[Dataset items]
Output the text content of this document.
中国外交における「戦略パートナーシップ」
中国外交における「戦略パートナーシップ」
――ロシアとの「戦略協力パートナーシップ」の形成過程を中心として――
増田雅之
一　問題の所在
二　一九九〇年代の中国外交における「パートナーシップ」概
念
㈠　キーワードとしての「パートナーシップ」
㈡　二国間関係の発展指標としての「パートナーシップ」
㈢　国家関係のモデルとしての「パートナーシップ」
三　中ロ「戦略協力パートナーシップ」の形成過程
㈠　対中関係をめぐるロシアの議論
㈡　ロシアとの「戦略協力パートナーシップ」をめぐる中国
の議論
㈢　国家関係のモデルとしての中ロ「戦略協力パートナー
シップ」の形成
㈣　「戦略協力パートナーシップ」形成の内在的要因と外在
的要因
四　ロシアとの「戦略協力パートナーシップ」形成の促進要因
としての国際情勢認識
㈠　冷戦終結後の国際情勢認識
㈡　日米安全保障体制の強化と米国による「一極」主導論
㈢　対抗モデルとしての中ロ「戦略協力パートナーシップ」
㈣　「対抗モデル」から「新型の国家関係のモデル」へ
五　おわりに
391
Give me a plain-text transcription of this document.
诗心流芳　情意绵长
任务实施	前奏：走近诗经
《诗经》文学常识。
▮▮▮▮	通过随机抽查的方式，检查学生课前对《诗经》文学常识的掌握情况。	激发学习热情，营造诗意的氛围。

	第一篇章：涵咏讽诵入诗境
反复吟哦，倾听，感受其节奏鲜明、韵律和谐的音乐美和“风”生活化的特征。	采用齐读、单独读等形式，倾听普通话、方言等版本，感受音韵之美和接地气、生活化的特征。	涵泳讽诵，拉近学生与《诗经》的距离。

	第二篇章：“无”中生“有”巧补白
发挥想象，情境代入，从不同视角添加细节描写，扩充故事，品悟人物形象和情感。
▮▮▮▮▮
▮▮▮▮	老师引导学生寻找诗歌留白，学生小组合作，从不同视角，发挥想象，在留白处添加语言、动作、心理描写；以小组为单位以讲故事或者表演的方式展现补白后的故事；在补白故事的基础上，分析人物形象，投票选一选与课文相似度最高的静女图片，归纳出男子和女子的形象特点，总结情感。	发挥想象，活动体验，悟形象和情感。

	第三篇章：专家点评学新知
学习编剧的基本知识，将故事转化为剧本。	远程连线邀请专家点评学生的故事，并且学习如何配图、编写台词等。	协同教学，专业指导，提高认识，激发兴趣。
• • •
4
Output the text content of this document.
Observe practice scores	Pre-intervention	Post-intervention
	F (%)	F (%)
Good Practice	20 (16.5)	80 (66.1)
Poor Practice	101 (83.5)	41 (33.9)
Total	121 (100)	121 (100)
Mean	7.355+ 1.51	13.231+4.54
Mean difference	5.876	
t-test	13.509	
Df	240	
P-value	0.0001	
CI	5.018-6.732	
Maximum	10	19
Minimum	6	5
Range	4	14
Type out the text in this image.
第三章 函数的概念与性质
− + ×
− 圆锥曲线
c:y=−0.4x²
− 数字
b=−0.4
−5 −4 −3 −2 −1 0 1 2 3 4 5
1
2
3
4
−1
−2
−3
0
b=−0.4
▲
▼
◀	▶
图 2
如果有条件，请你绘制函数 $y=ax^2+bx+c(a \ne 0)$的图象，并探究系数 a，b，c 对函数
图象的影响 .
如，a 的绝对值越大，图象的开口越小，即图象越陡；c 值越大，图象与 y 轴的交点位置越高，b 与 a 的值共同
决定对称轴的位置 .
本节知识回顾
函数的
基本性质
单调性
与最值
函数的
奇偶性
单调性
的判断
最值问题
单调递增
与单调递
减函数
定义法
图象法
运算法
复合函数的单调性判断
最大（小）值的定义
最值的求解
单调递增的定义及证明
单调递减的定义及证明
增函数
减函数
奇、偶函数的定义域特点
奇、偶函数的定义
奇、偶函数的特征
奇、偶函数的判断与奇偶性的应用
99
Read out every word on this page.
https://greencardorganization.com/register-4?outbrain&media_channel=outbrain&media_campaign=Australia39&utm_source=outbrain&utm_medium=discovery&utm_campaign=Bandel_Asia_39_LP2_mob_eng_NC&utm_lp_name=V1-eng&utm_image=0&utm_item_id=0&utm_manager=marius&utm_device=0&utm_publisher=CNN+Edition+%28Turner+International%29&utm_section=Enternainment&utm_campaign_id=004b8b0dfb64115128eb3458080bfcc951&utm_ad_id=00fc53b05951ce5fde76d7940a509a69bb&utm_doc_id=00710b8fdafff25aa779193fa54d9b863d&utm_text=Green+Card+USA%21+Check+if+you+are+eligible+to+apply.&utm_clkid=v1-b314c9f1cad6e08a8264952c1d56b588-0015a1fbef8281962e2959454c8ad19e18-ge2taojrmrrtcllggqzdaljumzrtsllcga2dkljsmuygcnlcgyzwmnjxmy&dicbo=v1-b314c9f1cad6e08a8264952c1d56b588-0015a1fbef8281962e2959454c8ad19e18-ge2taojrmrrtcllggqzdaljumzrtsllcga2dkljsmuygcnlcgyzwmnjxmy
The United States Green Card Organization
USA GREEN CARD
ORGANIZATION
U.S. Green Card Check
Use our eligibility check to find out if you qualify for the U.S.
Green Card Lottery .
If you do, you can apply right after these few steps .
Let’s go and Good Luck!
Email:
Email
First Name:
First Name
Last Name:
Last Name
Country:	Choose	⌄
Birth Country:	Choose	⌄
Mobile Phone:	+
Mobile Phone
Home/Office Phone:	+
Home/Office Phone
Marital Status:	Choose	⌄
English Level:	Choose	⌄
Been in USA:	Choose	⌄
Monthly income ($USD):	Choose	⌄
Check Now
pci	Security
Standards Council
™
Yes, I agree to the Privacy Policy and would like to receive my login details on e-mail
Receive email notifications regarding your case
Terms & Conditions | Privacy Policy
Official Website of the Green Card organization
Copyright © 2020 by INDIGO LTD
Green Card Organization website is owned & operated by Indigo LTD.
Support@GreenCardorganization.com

■ **Your task**
Isolate each line of the listing above that includes "Policy". Copy it.

■ **Result for this exercise**
Yes, I agree to the Privacy Policy and would like to receive my login details on e-mail
Terms & Conditions | Privacy Policy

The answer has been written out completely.